*WORK REQUEST*: Please write out the passage on reading PRISM files below, starting with "A sensible approach" and going on through "and further analysis.".

*EXCERPTED PASSAGE*:
Segment Open

You are using stack where you intend to use raster::stack You are using raster::brick where you should use a function from "terra", namely c()

A sensible approach could be

ff <- list.files(pattern=".bil$")
library(terra)
x <- terra::rast(ff)
0
Patrick On

PRISM files are all structured identically: raw binary 32-bit numeric data (the BIL format) of 621 rows and 1405 columns. This is a format typically used by GIS software (from way back when) and both the terra and stars packages can deal with that format easily. There is, however, a lot of overhead going on in both packages and no good support for the date information contained in the file name. Since you are running into errors, you might be better off with a bare-bones base R approach using readBin() and then set some additional information yourself. After merging all the files you can import the combined data in terra or stars and do the cropping and further analysis.

Segment Closed

(Collected data)
Segment Open

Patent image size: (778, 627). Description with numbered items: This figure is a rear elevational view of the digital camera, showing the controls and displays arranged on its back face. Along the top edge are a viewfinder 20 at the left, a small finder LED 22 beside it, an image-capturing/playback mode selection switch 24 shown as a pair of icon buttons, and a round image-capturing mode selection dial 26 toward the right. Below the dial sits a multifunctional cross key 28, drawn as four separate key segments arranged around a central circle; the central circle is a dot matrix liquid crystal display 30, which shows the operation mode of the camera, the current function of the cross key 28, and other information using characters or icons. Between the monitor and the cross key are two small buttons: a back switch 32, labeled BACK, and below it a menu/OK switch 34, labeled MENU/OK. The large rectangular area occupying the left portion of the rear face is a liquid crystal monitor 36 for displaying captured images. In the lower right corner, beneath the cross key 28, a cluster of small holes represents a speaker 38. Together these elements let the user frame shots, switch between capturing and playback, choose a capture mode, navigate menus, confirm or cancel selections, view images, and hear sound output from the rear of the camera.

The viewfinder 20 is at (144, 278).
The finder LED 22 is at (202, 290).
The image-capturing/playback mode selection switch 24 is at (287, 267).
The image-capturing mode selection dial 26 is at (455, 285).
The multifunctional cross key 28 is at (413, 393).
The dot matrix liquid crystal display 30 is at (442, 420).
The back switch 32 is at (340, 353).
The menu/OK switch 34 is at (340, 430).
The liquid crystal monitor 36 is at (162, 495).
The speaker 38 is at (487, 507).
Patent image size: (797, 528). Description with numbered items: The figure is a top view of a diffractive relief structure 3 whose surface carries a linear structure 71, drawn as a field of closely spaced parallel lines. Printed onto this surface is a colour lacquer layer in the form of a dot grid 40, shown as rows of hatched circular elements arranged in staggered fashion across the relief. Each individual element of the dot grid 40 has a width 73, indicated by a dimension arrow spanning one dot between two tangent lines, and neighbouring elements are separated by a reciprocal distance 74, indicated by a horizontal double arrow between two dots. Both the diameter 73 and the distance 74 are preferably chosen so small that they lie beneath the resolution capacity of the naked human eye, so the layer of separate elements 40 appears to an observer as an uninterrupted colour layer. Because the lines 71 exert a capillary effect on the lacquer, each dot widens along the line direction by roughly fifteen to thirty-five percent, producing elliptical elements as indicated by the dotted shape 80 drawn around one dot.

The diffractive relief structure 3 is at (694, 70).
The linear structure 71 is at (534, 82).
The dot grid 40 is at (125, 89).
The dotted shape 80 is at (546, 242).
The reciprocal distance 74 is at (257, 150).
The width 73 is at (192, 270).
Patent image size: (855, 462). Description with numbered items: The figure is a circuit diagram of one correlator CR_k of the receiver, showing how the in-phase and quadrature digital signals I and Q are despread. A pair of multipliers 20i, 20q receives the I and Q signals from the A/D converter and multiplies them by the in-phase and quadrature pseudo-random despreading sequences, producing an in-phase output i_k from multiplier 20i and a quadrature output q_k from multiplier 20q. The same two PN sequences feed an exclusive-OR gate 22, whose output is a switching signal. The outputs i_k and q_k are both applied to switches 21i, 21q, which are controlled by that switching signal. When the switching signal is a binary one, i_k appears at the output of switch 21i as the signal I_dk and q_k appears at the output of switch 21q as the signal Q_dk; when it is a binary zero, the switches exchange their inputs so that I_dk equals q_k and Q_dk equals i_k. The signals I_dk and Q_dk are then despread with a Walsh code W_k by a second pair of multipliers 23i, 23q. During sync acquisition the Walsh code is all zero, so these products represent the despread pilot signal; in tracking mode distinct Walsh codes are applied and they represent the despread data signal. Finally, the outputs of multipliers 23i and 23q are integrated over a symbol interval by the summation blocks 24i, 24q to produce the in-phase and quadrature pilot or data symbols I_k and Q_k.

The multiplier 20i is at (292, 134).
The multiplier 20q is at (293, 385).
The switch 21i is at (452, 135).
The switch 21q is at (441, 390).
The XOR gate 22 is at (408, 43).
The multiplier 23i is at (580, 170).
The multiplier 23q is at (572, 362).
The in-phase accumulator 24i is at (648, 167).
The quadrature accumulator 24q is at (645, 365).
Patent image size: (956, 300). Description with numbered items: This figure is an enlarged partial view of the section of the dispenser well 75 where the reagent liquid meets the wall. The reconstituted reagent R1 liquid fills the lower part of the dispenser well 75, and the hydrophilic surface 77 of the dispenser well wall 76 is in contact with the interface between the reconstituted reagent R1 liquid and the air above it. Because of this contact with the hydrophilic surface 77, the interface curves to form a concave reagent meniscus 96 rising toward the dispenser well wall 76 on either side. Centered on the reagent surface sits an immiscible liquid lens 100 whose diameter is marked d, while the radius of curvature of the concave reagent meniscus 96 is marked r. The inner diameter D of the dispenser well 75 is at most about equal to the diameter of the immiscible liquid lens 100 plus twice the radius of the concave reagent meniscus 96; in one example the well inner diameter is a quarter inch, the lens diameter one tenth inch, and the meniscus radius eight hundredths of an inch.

Segment Closed

*OUTPUT BELOW*:
A sensible approach could be

ff <- list.files(pattern=".bil$")
library(terra)
x <- terra::rast(ff)
0
Patrick On

PRISM files are all structured identically: raw binary 32-bit numeric data (the BIL format) of 621 rows and 1405 columns. This is a format typically used by GIS software (from way back when) and both the terra and stars packages can deal with that format easily. There is, however, a lot of overhead going on in both packages and no good support for the date information contained in the file name. Since you are running into errors, you might be better off with a bare-bones base R approach using readBin() and then set some additional information yourself. After merging all the files you can import the combined data in terra or stars and do the cropping and further analysis.